▶ Available data
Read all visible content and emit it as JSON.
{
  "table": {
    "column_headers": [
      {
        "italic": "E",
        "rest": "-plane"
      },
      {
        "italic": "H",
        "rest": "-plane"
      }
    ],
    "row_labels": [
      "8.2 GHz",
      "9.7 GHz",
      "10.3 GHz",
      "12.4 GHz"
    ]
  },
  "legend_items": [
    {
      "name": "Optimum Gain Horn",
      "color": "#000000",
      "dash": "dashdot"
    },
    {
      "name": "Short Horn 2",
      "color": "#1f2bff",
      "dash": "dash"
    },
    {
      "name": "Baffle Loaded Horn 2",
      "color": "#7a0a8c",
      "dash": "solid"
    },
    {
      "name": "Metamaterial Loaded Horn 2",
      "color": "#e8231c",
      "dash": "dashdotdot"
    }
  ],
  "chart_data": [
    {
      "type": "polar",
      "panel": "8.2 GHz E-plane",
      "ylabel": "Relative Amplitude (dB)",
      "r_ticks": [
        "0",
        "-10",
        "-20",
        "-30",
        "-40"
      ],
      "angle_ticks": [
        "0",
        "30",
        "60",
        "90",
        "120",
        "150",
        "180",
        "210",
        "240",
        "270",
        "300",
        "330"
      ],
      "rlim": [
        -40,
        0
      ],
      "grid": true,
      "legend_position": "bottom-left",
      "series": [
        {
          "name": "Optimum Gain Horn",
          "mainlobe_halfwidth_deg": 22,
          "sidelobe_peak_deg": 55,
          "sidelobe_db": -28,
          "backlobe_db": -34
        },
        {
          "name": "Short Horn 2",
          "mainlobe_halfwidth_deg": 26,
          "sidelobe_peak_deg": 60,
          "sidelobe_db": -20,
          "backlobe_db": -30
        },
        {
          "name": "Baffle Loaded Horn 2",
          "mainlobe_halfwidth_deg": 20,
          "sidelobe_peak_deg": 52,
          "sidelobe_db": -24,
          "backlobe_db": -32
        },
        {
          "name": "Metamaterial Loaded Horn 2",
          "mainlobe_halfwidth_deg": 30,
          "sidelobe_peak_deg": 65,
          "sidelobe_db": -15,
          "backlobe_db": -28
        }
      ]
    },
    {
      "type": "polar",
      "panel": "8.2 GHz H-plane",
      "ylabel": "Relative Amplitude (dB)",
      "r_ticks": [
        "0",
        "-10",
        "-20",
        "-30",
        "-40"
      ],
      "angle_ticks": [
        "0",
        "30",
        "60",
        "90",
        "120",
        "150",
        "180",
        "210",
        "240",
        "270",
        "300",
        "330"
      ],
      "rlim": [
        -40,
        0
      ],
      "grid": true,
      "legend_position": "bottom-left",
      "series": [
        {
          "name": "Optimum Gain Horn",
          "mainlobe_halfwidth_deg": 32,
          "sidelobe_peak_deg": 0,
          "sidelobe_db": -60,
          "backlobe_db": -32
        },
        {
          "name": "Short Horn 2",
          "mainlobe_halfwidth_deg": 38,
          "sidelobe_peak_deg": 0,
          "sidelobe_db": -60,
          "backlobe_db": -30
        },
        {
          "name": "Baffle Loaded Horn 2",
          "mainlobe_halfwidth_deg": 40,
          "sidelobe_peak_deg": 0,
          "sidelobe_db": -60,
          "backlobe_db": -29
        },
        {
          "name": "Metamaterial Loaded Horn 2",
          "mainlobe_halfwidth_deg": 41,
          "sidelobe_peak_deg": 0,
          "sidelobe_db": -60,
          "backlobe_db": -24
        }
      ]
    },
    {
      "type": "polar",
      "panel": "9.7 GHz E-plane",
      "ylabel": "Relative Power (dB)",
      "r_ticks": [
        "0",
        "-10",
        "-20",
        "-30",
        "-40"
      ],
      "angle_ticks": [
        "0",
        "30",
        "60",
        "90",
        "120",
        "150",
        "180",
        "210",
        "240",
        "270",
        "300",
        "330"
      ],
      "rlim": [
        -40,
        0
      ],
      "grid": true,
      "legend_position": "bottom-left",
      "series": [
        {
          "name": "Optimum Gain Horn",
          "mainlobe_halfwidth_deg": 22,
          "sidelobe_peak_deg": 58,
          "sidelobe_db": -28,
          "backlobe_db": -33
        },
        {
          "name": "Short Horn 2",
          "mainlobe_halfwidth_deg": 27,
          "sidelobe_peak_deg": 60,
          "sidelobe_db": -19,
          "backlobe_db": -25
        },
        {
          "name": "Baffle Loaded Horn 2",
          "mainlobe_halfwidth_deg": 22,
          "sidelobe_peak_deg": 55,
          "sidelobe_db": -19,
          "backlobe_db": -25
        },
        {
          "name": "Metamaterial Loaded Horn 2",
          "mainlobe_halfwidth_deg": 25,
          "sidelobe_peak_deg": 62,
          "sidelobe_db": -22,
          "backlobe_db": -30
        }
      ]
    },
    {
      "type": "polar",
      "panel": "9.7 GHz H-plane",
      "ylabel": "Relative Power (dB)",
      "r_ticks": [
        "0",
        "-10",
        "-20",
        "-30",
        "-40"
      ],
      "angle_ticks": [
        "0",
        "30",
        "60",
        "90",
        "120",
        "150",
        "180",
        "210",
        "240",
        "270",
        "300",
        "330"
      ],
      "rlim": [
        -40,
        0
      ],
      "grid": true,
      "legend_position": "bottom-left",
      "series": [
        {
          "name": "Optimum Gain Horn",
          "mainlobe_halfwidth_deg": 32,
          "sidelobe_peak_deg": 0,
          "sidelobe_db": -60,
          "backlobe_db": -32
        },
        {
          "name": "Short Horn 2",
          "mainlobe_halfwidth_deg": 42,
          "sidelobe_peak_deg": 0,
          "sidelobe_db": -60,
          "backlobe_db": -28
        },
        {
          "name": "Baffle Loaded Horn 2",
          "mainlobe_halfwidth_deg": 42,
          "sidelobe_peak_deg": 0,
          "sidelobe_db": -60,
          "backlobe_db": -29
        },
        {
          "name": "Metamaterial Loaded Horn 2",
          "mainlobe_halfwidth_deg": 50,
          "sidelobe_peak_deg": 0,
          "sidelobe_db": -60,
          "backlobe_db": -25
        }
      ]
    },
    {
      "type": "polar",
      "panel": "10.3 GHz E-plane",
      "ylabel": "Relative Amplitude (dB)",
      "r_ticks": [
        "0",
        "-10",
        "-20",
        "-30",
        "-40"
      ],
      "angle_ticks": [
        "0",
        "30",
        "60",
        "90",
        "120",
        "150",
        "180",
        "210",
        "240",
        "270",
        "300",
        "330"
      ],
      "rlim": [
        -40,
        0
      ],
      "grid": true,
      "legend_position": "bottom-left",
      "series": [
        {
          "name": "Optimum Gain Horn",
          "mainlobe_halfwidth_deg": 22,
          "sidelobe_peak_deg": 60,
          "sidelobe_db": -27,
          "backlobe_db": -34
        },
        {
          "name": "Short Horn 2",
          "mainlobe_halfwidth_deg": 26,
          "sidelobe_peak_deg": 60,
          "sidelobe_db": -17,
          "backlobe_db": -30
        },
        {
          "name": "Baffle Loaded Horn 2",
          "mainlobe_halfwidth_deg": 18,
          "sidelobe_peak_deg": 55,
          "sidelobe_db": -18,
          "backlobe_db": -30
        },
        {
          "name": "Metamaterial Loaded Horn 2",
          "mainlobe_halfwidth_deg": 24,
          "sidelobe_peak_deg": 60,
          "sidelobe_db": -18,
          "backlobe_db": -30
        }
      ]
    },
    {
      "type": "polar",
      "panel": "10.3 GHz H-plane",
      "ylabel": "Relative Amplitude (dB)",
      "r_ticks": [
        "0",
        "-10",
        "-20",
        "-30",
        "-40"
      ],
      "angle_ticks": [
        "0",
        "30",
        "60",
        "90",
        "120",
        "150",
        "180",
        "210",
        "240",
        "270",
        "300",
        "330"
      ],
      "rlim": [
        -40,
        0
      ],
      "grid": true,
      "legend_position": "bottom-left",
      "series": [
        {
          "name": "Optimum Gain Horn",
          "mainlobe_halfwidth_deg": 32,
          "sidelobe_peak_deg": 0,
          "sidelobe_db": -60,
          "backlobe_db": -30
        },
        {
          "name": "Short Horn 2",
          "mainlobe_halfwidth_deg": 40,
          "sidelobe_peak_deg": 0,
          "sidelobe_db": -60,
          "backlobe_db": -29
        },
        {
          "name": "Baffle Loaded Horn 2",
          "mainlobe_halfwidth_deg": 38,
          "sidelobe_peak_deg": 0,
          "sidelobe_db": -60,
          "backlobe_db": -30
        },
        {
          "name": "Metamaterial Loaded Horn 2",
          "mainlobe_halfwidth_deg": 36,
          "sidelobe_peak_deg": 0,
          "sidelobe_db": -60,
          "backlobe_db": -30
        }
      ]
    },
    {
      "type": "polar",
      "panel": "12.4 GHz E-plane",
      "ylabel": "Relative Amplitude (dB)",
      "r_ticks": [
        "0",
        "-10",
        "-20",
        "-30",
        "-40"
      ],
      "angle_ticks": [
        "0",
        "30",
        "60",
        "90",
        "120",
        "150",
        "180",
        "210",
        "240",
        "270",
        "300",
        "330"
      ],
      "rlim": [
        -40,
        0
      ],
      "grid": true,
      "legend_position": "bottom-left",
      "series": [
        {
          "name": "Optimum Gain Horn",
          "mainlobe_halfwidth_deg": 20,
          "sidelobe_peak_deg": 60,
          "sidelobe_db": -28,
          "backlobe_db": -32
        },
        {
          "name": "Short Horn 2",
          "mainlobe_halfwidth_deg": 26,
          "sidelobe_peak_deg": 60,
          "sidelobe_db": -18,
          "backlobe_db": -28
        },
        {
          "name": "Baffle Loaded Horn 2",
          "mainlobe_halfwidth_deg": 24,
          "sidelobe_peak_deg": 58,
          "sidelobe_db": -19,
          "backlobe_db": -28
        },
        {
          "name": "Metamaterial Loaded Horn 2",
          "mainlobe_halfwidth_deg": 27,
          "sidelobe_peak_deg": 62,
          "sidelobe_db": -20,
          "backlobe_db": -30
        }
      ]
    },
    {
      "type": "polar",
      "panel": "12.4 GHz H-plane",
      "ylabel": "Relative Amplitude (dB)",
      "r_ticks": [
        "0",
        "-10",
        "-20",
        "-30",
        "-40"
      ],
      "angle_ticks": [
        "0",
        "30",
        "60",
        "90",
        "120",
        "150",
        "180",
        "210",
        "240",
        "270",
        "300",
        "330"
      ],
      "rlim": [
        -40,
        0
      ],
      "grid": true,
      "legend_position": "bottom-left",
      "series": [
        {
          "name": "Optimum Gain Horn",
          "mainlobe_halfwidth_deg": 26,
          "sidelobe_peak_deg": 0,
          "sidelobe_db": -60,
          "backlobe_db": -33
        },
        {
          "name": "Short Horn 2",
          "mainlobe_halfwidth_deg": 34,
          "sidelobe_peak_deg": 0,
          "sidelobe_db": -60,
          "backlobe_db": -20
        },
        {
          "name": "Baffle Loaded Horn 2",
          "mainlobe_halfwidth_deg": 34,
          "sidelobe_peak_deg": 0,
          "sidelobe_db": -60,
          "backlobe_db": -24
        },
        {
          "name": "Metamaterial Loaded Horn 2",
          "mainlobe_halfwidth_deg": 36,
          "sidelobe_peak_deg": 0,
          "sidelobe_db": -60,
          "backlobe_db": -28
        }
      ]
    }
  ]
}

▶ Exercise requirements
Identify all lines where the word "plane" shows up. Copy them.

▶ Exercise output
        "rest": "-plane"
        "rest": "-plane"
      "panel": "8.2 GHz E-plane",
      "panel": "8.2 GHz H-plane",
      "panel": "9.7 GHz E-plane",
      "panel": "9.7 GHz H-plane",
      "panel": "10.3 GHz E-plane",
      "panel": "10.3 GHz H-plane",
      "panel": "12.4 GHz E-plane",
      "panel": "12.4 GHz H-plane",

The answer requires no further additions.